● **EXERCISE OBJECTIVE**
Only the number is wanted: how many lines of these entries contain the word "tracert"?
---------- STORED RECORDS ----------
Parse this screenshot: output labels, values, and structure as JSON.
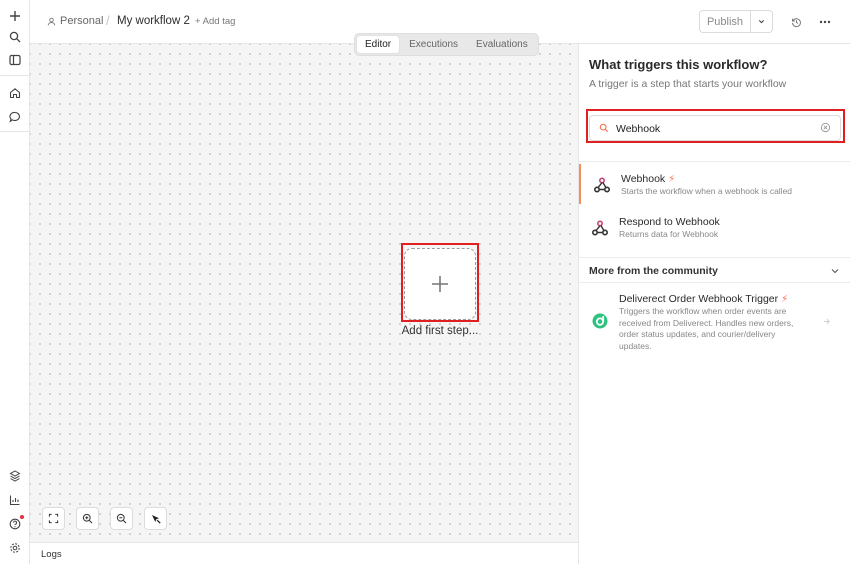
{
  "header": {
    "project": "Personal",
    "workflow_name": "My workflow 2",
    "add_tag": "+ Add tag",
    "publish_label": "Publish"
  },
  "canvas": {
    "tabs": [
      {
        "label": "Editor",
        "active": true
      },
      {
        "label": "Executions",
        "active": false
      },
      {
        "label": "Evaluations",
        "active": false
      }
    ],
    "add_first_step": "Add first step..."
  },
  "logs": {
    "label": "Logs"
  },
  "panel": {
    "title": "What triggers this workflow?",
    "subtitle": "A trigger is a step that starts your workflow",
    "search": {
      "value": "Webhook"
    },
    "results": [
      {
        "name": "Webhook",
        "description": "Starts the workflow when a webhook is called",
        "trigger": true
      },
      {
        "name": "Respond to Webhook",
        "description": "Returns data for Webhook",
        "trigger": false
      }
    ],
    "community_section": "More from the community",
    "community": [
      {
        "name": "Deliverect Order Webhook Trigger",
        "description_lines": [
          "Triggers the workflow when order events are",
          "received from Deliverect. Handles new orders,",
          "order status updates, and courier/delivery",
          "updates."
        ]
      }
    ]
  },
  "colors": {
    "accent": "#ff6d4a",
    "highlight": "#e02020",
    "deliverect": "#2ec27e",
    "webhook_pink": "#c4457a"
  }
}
----------
---------- STORED RECORDS ----------
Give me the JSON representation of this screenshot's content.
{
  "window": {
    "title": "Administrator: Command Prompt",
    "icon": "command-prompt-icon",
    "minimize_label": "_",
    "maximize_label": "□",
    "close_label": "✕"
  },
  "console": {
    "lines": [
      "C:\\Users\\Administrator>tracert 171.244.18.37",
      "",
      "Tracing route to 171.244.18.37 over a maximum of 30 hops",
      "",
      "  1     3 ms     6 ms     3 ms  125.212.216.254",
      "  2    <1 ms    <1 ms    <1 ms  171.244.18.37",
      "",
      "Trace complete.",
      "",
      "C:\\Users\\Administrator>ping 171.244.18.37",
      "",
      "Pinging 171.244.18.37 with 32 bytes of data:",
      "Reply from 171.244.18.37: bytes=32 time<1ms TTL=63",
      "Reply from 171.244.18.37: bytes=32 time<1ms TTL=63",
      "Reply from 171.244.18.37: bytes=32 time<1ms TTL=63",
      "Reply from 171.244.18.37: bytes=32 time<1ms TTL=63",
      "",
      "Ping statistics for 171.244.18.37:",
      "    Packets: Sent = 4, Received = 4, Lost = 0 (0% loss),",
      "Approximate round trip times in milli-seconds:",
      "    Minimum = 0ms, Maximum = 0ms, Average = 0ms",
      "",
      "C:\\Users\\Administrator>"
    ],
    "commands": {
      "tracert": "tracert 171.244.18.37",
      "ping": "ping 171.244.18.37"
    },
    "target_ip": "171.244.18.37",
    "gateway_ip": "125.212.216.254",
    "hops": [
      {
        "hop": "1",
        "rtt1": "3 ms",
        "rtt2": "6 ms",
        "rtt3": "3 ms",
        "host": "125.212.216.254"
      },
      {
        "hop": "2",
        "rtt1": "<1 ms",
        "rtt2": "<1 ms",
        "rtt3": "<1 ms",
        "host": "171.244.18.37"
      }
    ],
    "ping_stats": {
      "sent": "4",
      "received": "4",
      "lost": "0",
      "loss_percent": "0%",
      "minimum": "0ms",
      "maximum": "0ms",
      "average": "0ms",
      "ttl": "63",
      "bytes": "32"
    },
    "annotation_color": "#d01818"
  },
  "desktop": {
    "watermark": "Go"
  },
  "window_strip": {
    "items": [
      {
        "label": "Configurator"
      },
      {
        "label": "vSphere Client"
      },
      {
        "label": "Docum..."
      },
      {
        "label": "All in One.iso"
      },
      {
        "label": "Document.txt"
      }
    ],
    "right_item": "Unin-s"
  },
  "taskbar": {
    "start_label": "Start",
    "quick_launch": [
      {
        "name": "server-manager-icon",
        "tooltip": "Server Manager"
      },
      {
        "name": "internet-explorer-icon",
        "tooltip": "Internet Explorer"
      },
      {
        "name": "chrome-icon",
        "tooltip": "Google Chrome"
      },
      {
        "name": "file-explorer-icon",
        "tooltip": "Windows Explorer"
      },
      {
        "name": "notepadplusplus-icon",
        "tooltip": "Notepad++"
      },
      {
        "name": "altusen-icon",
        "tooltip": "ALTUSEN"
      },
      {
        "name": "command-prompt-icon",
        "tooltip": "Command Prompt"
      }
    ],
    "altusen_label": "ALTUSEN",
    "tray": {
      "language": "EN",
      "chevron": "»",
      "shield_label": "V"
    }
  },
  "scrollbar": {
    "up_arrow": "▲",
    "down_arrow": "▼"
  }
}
----------
● **FINISHED ANSWER**
2